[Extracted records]
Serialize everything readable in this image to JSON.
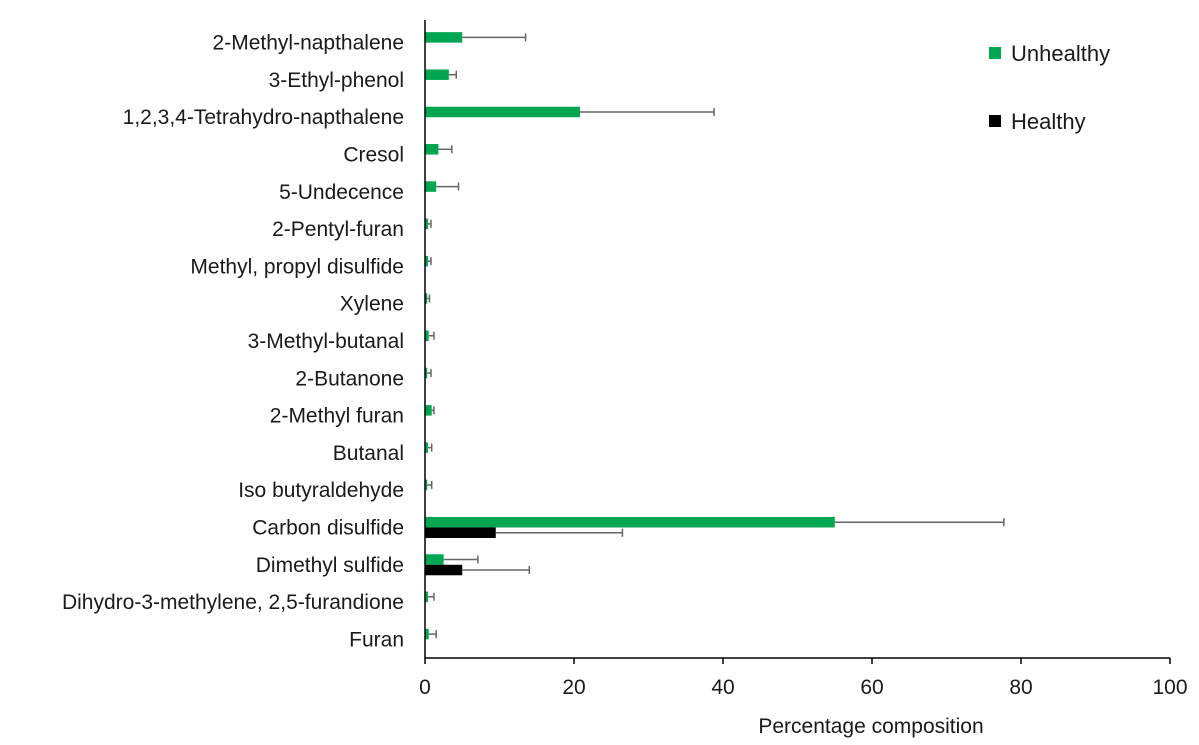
{
  "chart_data": {
    "type": "bar",
    "orientation": "horizontal",
    "title": "",
    "xlabel": "Percentage composition",
    "ylabel": "",
    "xlim": [
      0,
      100
    ],
    "xticks": [
      0,
      20,
      40,
      60,
      80,
      100
    ],
    "xtick_labels": [
      "0",
      "20",
      "40",
      "60",
      "80",
      "100"
    ],
    "grid": false,
    "legend_position": "top-right",
    "categories": [
      "2-Methyl-napthalene",
      "3-Ethyl-phenol",
      "1,2,3,4-Tetrahydro-napthalene",
      "Cresol",
      "5-Undecence",
      "2-Pentyl-furan",
      "Methyl, propyl disulfide",
      "Xylene",
      "3-Methyl-butanal",
      "2-Butanone",
      "2-Methyl furan",
      "Butanal",
      "Iso butyraldehyde",
      "Carbon disulfide",
      "Dimethyl sulfide",
      "Dihydro-3-methylene, 2,5-furandione",
      "Furan"
    ],
    "series": [
      {
        "name": "Unhealthy",
        "color": "#00a651",
        "values": [
          5.0,
          3.2,
          20.8,
          1.8,
          1.5,
          0.4,
          0.4,
          0.3,
          0.5,
          0.3,
          0.9,
          0.4,
          0.3,
          55.0,
          2.5,
          0.4,
          0.5
        ],
        "errors": [
          8.5,
          1.0,
          18.0,
          1.8,
          3.0,
          0.4,
          0.4,
          0.3,
          0.7,
          0.5,
          0.3,
          0.5,
          0.6,
          22.7,
          4.6,
          0.8,
          1.0
        ]
      },
      {
        "name": "Healthy",
        "color": "#000000",
        "values": [
          0,
          0,
          0,
          0,
          0,
          0,
          0,
          0,
          0,
          0,
          0,
          0,
          0,
          9.5,
          5.0,
          0,
          0
        ],
        "errors": [
          0,
          0,
          0,
          0,
          0,
          0,
          0,
          0,
          0,
          0,
          0,
          0,
          0,
          17.0,
          9.0,
          0,
          0
        ]
      }
    ]
  }
}
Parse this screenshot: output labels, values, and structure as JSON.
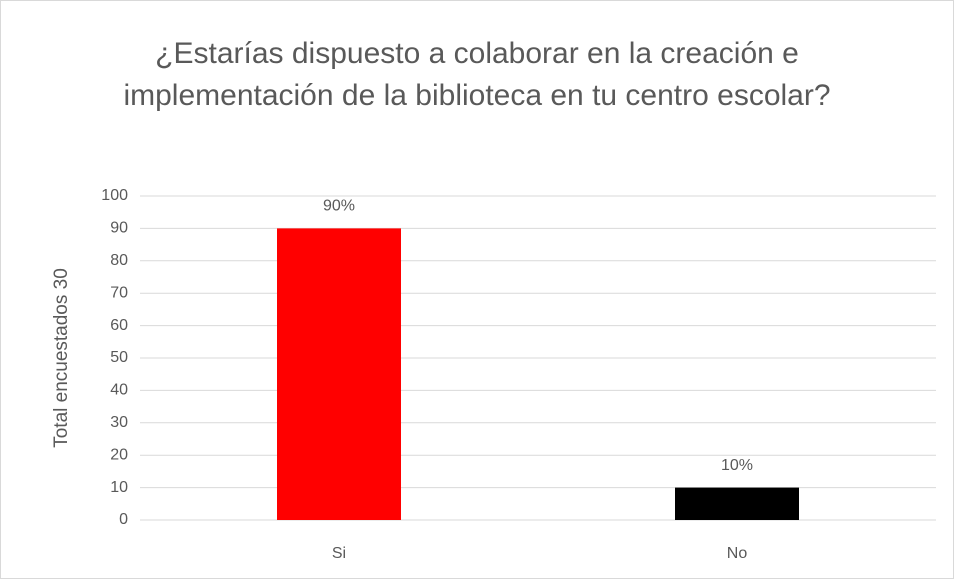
{
  "chart_data": {
    "type": "bar",
    "title": "¿Estarías dispuesto a colaborar en la creación e implementación de la biblioteca en tu centro escolar?",
    "y_label": "Total encuestados 30",
    "categories": [
      "Si",
      "No"
    ],
    "values": [
      90,
      10
    ],
    "value_labels": [
      "90%",
      "10%"
    ],
    "colors": [
      "#ff0000",
      "#000000"
    ],
    "ylim": [
      0,
      100
    ],
    "yticks": [
      0,
      10,
      20,
      30,
      40,
      50,
      60,
      70,
      80,
      90,
      100
    ],
    "grid": true
  }
}
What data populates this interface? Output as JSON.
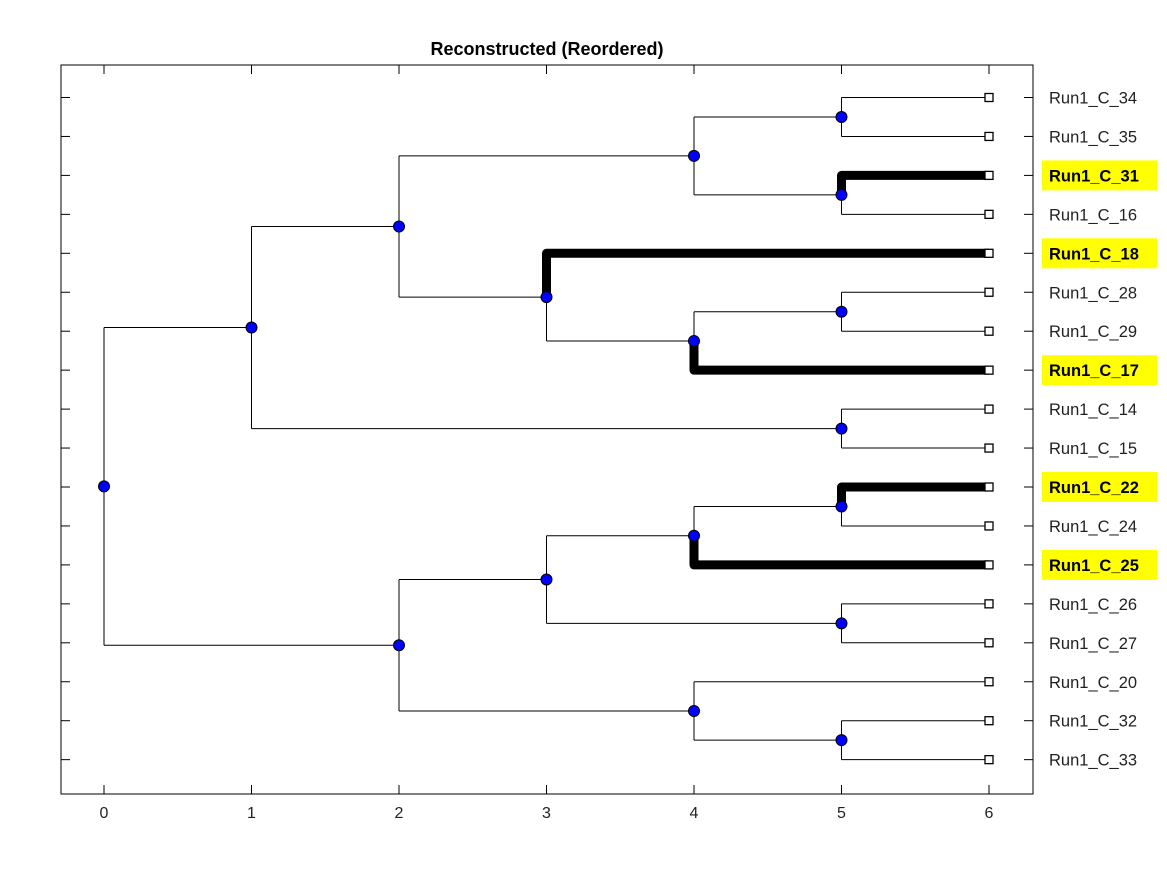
{
  "title": "Reconstructed (Reordered)",
  "colors": {
    "node": "#0000ff",
    "highlight_bg": "#ffff00",
    "edge": "#000000"
  },
  "x_ticks": [
    0,
    1,
    2,
    3,
    4,
    5,
    6
  ],
  "leaves": [
    {
      "label": "Run1_C_34",
      "highlight": false
    },
    {
      "label": "Run1_C_35",
      "highlight": false
    },
    {
      "label": "Run1_C_31",
      "highlight": true
    },
    {
      "label": "Run1_C_16",
      "highlight": false
    },
    {
      "label": "Run1_C_18",
      "highlight": true
    },
    {
      "label": "Run1_C_28",
      "highlight": false
    },
    {
      "label": "Run1_C_29",
      "highlight": false
    },
    {
      "label": "Run1_C_17",
      "highlight": true
    },
    {
      "label": "Run1_C_14",
      "highlight": false
    },
    {
      "label": "Run1_C_15",
      "highlight": false
    },
    {
      "label": "Run1_C_22",
      "highlight": true
    },
    {
      "label": "Run1_C_24",
      "highlight": false
    },
    {
      "label": "Run1_C_25",
      "highlight": true
    },
    {
      "label": "Run1_C_26",
      "highlight": false
    },
    {
      "label": "Run1_C_27",
      "highlight": false
    },
    {
      "label": "Run1_C_20",
      "highlight": false
    },
    {
      "label": "Run1_C_32",
      "highlight": false
    },
    {
      "label": "Run1_C_33",
      "highlight": false
    }
  ],
  "tree": {
    "depth": 0,
    "children": [
      {
        "depth": 1,
        "children": [
          {
            "depth": 2,
            "children": [
              {
                "depth": 4,
                "children": [
                  {
                    "depth": 5,
                    "children": [
                      {
                        "leaf": 0
                      },
                      {
                        "leaf": 1
                      }
                    ]
                  },
                  {
                    "depth": 5,
                    "children": [
                      {
                        "leaf": 2,
                        "highlight": true
                      },
                      {
                        "leaf": 3
                      }
                    ]
                  }
                ]
              },
              {
                "depth": 3,
                "children": [
                  {
                    "leaf": 4,
                    "highlight": true
                  },
                  {
                    "depth": 4,
                    "children": [
                      {
                        "depth": 5,
                        "children": [
                          {
                            "leaf": 5
                          },
                          {
                            "leaf": 6
                          }
                        ]
                      },
                      {
                        "leaf": 7,
                        "highlight": true
                      }
                    ]
                  }
                ]
              }
            ]
          },
          {
            "depth": 5,
            "children": [
              {
                "leaf": 8
              },
              {
                "leaf": 9
              }
            ]
          }
        ]
      },
      {
        "depth": 2,
        "children": [
          {
            "depth": 3,
            "children": [
              {
                "depth": 4,
                "children": [
                  {
                    "depth": 5,
                    "children": [
                      {
                        "leaf": 10,
                        "highlight": true
                      },
                      {
                        "leaf": 11
                      }
                    ]
                  },
                  {
                    "leaf": 12,
                    "highlight": true
                  }
                ]
              },
              {
                "depth": 5,
                "children": [
                  {
                    "leaf": 13
                  },
                  {
                    "leaf": 14
                  }
                ]
              }
            ]
          },
          {
            "depth": 4,
            "children": [
              {
                "leaf": 15
              },
              {
                "depth": 5,
                "children": [
                  {
                    "leaf": 16
                  },
                  {
                    "leaf": 17
                  }
                ]
              }
            ]
          }
        ]
      }
    ]
  }
}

:: What you will do ::
The listing above needs to be output again exactly. Don't include the pictures.

:: Final result ::
Serialize everything readable in this image to JSON.
{
  "chart_data": {
    "type": "bar",
    "orientation": "horizontal",
    "title": "",
    "xlabel": "Percentage composition",
    "ylabel": "",
    "xlim": [
      0,
      100
    ],
    "xticks": [
      0,
      20,
      40,
      60,
      80,
      100
    ],
    "xtick_labels": [
      "0",
      "20",
      "40",
      "60",
      "80",
      "100"
    ],
    "grid": false,
    "legend_position": "top-right",
    "categories": [
      "2-Methyl-napthalene",
      "3-Ethyl-phenol",
      "1,2,3,4-Tetrahydro-napthalene",
      "Cresol",
      "5-Undecence",
      "2-Pentyl-furan",
      "Methyl, propyl disulfide",
      "Xylene",
      "3-Methyl-butanal",
      "2-Butanone",
      "2-Methyl furan",
      "Butanal",
      "Iso butyraldehyde",
      "Carbon disulfide",
      "Dimethyl sulfide",
      "Dihydro-3-methylene, 2,5-furandione",
      "Furan"
    ],
    "series": [
      {
        "name": "Unhealthy",
        "color": "#00a651",
        "values": [
          5.0,
          3.2,
          20.8,
          1.8,
          1.5,
          0.4,
          0.4,
          0.3,
          0.5,
          0.3,
          0.9,
          0.4,
          0.3,
          55.0,
          2.5,
          0.4,
          0.5
        ],
        "errors": [
          8.5,
          1.0,
          18.0,
          1.8,
          3.0,
          0.4,
          0.4,
          0.3,
          0.7,
          0.5,
          0.3,
          0.5,
          0.6,
          22.7,
          4.6,
          0.8,
          1.0
        ]
      },
      {
        "name": "Healthy",
        "color": "#000000",
        "values": [
          0,
          0,
          0,
          0,
          0,
          0,
          0,
          0,
          0,
          0,
          0,
          0,
          0,
          9.5,
          5.0,
          0,
          0
        ],
        "errors": [
          0,
          0,
          0,
          0,
          0,
          0,
          0,
          0,
          0,
          0,
          0,
          0,
          0,
          17.0,
          9.0,
          0,
          0
        ]
      }
    ]
  }
}
Parse this screenshot: output labels, values, and structure as JSON.
{
  "chart_data": {
    "type": "bar",
    "title": "¿Estarías dispuesto a colaborar en la creación e implementación de la biblioteca en tu centro escolar?",
    "y_label": "Total encuestados 30",
    "categories": [
      "Si",
      "No"
    ],
    "values": [
      90,
      10
    ],
    "value_labels": [
      "90%",
      "10%"
    ],
    "colors": [
      "#ff0000",
      "#000000"
    ],
    "ylim": [
      0,
      100
    ],
    "yticks": [
      0,
      10,
      20,
      30,
      40,
      50,
      60,
      70,
      80,
      90,
      100
    ],
    "grid": true
  }
}
What data populates this interface? Output as JSON.
{
  "title": "Reconstructed (Reordered)",
  "colors": {
    "node": "#0000ff",
    "highlight_bg": "#ffff00",
    "edge": "#000000"
  },
  "x_ticks": [
    0,
    1,
    2,
    3,
    4,
    5,
    6
  ],
  "leaves": [
    {
      "label": "Run1_C_34",
      "highlight": false
    },
    {
      "label": "Run1_C_35",
      "highlight": false
    },
    {
      "label": "Run1_C_31",
      "highlight": true
    },
    {
      "label": "Run1_C_16",
      "highlight": false
    },
    {
      "label": "Run1_C_18",
      "highlight": true
    },
    {
      "label": "Run1_C_28",
      "highlight": false
    },
    {
      "label": "Run1_C_29",
      "highlight": false
    },
    {
      "label": "Run1_C_17",
      "highlight": true
    },
    {
      "label": "Run1_C_14",
      "highlight": false
    },
    {
      "label": "Run1_C_15",
      "highlight": false
    },
    {
      "label": "Run1_C_22",
      "highlight": true
    },
    {
      "label": "Run1_C_24",
      "highlight": false
    },
    {
      "label": "Run1_C_25",
      "highlight": true
    },
    {
      "label": "Run1_C_26",
      "highlight": false
    },
    {
      "label": "Run1_C_27",
      "highlight": false
    },
    {
      "label": "Run1_C_20",
      "highlight": false
    },
    {
      "label": "Run1_C_32",
      "highlight": false
    },
    {
      "label": "Run1_C_33",
      "highlight": false
    }
  ],
  "tree": {
    "depth": 0,
    "children": [
      {
        "depth": 1,
        "children": [
          {
            "depth": 2,
            "children": [
              {
                "depth": 4,
                "children": [
                  {
                    "depth": 5,
                    "children": [
                      {
                        "leaf": 0
                      },
                      {
                        "leaf": 1
                      }
                    ]
                  },
                  {
                    "depth": 5,
                    "children": [
                      {
                        "leaf": 2,
                        "highlight": true
                      },
                      {
                        "leaf": 3
                      }
                    ]
                  }
                ]
              },
              {
                "depth": 3,
                "children": [
                  {
                    "leaf": 4,
                    "highlight": true
                  },
                  {
                    "depth": 4,
                    "children": [
                      {
                        "depth": 5,
                        "children": [
                          {
                            "leaf": 5
                          },
                          {
                            "leaf": 6
                          }
                        ]
                      },
                      {
                        "leaf": 7,
                        "highlight": true
                      }
                    ]
                  }
                ]
              }
            ]
          },
          {
            "depth": 5,
            "children": [
              {
                "leaf": 8
              },
              {
                "leaf": 9
              }
            ]
          }
        ]
      },
      {
        "depth": 2,
        "children": [
          {
            "depth": 3,
            "children": [
              {
                "depth": 4,
                "children": [
                  {
                    "depth": 5,
                    "children": [
                      {
                        "leaf": 10,
                        "highlight": true
                      },
                      {
                        "leaf": 11
                      }
                    ]
                  },
                  {
                    "leaf": 12,
                    "highlight": true
                  }
                ]
              },
              {
                "depth": 5,
                "children": [
                  {
                    "leaf": 13
                  },
                  {
                    "leaf": 14
                  }
                ]
              }
            ]
          },
          {
            "depth": 4,
            "children": [
              {
                "leaf": 15
              },
              {
                "depth": 5,
                "children": [
                  {
                    "leaf": 16
                  },
                  {
                    "leaf": 17
                  }
                ]
              }
            ]
          }
        ]
      }
    ]
  }
}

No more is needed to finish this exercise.